--- BEGIN Supplied entries ---

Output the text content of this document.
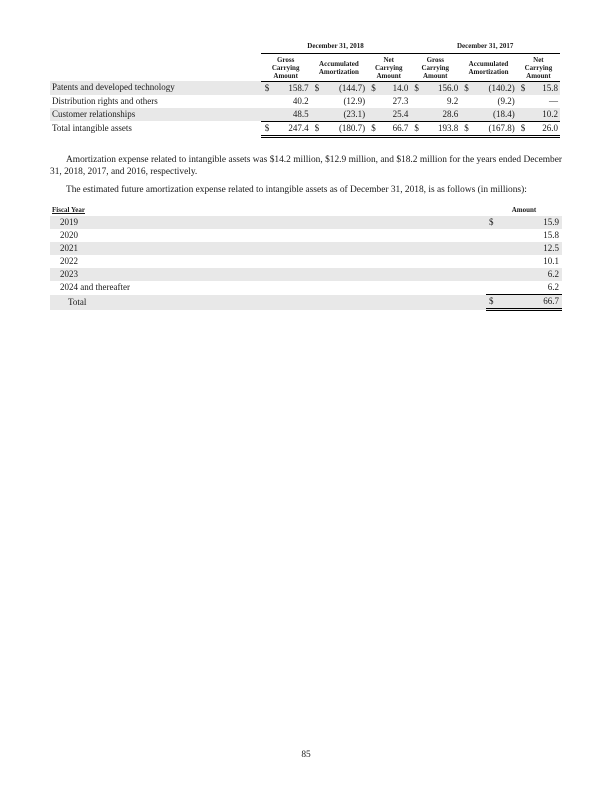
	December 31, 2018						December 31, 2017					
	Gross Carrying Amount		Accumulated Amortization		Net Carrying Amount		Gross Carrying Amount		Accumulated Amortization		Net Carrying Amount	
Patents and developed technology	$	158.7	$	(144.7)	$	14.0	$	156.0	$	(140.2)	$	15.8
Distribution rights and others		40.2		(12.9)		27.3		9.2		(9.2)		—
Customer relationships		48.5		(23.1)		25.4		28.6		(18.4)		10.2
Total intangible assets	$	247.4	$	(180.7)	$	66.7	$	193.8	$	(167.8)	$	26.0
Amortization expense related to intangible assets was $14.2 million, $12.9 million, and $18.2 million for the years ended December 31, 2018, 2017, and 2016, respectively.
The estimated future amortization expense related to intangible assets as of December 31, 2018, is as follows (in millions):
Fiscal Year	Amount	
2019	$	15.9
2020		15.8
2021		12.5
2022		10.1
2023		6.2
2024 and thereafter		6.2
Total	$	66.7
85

--- END Supplied entries ---

Pick out each line containing the string "Total" and copy it.

Written answer:
Total intangible assets	$	247.4	$	(180.7)	$	66.7	$	193.8	$	(167.8)	$	26.0
Total	$	66.7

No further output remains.